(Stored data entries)

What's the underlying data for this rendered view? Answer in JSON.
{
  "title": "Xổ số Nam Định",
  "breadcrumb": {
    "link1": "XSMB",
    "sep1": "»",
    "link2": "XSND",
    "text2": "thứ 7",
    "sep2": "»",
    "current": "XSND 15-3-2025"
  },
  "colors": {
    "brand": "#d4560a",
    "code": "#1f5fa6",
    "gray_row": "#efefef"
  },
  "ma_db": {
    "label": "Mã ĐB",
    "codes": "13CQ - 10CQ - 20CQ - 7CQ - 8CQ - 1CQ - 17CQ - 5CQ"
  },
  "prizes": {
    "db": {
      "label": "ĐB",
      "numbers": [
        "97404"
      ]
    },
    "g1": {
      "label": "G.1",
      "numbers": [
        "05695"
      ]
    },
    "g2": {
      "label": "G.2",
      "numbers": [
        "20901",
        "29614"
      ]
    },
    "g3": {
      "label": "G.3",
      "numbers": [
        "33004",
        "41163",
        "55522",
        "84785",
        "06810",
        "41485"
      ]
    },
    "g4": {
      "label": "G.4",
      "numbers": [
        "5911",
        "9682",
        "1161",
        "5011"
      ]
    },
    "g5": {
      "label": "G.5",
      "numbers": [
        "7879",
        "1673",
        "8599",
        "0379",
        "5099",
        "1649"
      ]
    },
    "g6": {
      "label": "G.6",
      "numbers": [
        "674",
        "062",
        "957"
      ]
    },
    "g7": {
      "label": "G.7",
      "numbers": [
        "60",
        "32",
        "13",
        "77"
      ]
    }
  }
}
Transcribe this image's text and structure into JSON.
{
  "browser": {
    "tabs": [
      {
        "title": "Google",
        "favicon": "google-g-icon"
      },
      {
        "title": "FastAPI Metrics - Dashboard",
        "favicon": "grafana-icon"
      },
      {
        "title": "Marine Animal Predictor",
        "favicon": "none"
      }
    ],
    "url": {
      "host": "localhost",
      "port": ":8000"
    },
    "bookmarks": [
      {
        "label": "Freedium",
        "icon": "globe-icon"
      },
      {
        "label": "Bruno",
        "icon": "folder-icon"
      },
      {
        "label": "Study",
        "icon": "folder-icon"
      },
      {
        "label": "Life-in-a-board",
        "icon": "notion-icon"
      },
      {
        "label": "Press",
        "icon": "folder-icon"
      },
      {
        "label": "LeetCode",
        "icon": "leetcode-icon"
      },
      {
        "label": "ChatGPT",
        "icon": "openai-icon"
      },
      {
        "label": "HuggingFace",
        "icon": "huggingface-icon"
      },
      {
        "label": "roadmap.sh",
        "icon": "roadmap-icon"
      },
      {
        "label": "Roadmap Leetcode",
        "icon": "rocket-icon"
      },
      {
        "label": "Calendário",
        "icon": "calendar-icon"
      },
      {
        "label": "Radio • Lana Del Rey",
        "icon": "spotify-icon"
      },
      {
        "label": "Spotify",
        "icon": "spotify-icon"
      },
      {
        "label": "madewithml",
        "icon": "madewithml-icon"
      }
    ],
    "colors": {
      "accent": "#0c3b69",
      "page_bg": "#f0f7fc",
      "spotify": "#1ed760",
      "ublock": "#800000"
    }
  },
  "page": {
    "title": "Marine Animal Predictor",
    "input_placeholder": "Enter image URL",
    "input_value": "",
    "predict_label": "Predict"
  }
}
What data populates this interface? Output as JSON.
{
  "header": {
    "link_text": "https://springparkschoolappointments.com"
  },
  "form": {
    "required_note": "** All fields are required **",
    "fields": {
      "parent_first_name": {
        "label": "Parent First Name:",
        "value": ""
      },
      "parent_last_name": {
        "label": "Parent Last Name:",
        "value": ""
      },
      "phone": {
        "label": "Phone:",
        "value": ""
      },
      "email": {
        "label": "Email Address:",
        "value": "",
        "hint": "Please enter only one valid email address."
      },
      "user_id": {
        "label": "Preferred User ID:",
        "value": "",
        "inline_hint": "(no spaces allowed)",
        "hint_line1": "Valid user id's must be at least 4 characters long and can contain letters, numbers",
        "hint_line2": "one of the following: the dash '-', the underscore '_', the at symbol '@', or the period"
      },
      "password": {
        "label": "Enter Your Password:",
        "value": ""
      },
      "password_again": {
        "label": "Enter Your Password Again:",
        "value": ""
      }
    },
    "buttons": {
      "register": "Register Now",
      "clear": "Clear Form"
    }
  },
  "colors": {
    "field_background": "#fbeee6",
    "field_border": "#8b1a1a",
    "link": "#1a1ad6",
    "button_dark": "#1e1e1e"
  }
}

EXERCISE
Word for word, write out the data.

COMPLETED TASK
What's the underlying data for this rendered view? Answer in JSON.
{
  "title": "Xổ số Nam Định",
  "breadcrumb": {
    "link1": "XSMB",
    "sep1": "»",
    "link2": "XSND",
    "text2": "thứ 7",
    "sep2": "»",
    "current": "XSND 15-3-2025"
  },
  "colors": {
    "brand": "#d4560a",
    "code": "#1f5fa6",
    "gray_row": "#efefef"
  },
  "ma_db": {
    "label": "Mã ĐB",
    "codes": "13CQ - 10CQ - 20CQ - 7CQ - 8CQ - 1CQ - 17CQ - 5CQ"
  },
  "prizes": {
    "db": {
      "label": "ĐB",
      "numbers": [
        "97404"
      ]
    },
    "g1": {
      "label": "G.1",
      "numbers": [
        "05695"
      ]
    },
    "g2": {
      "label": "G.2",
      "numbers": [
        "20901",
        "29614"
      ]
    },
    "g3": {
      "label": "G.3",
      "numbers": [
        "33004",
        "41163",
        "55522",
        "84785",
        "06810",
        "41485"
      ]
    },
    "g4": {
      "label": "G.4",
      "numbers": [
        "5911",
        "9682",
        "1161",
        "5011"
      ]
    },
    "g5": {
      "label": "G.5",
      "numbers": [
        "7879",
        "1673",
        "8599",
        "0379",
        "5099",
        "1649"
      ]
    },
    "g6": {
      "label": "G.6",
      "numbers": [
        "674",
        "062",
        "957"
      ]
    },
    "g7": {
      "label": "G.7",
      "numbers": [
        "60",
        "32",
        "13",
        "77"
      ]
    }
  }
}
Transcribe this image's text and structure into JSON.
{
  "browser": {
    "tabs": [
      {
        "title": "Google",
        "favicon": "google-g-icon"
      },
      {
        "title": "FastAPI Metrics - Dashboard",
        "favicon": "grafana-icon"
      },
      {
        "title": "Marine Animal Predictor",
        "favicon": "none"
      }
    ],
    "url": {
      "host": "localhost",
      "port": ":8000"
    },
    "bookmarks": [
      {
        "label": "Freedium",
        "icon": "globe-icon"
      },
      {
        "label": "Bruno",
        "icon": "folder-icon"
      },
      {
        "label": "Study",
        "icon": "folder-icon"
      },
      {
        "label": "Life-in-a-board",
        "icon": "notion-icon"
      },
      {
        "label": "Press",
        "icon": "folder-icon"
      },
      {
        "label": "LeetCode",
        "icon": "leetcode-icon"
      },
      {
        "label": "ChatGPT",
        "icon": "openai-icon"
      },
      {
        "label": "HuggingFace",
        "icon": "huggingface-icon"
      },
      {
        "label": "roadmap.sh",
        "icon": "roadmap-icon"
      },
      {
        "label": "Roadmap Leetcode",
        "icon": "rocket-icon"
      },
      {
        "label": "Calendário",
        "icon": "calendar-icon"
      },
      {
        "label": "Radio • Lana Del Rey",
        "icon": "spotify-icon"
      },
      {
        "label": "Spotify",
        "icon": "spotify-icon"
      },
      {
        "label": "madewithml",
        "icon": "madewithml-icon"
      }
    ],
    "colors": {
      "accent": "#0c3b69",
      "page_bg": "#f0f7fc",
      "spotify": "#1ed760",
      "ublock": "#800000"
    }
  },
  "page": {
    "title": "Marine Animal Predictor",
    "input_placeholder": "Enter image URL",
    "input_value": "",
    "predict_label": "Predict"
  }
}
What data populates this interface? Output as JSON.
{
  "header": {
    "link_text": "https://springparkschoolappointments.com"
  },
  "form": {
    "required_note": "** All fields are required **",
    "fields": {
      "parent_first_name": {
        "label": "Parent First Name:",
        "value": ""
      },
      "parent_last_name": {
        "label": "Parent Last Name:",
        "value": ""
      },
      "phone": {
        "label": "Phone:",
        "value": ""
      },
      "email": {
        "label": "Email Address:",
        "value": "",
        "hint": "Please enter only one valid email address."
      },
      "user_id": {
        "label": "Preferred User ID:",
        "value": "",
        "inline_hint": "(no spaces allowed)",
        "hint_line1": "Valid user id's must be at least 4 characters long and can contain letters, numbers",
        "hint_line2": "one of the following: the dash '-', the underscore '_', the at symbol '@', or the period"
      },
      "password": {
        "label": "Enter Your Password:",
        "value": ""
      },
      "password_again": {
        "label": "Enter Your Password Again:",
        "value": ""
      }
    },
    "buttons": {
      "register": "Register Now",
      "clear": "Clear Form"
    }
  },
  "colors": {
    "field_background": "#fbeee6",
    "field_border": "#8b1a1a",
    "link": "#1a1ad6",
    "button_dark": "#1e1e1e"
  }
}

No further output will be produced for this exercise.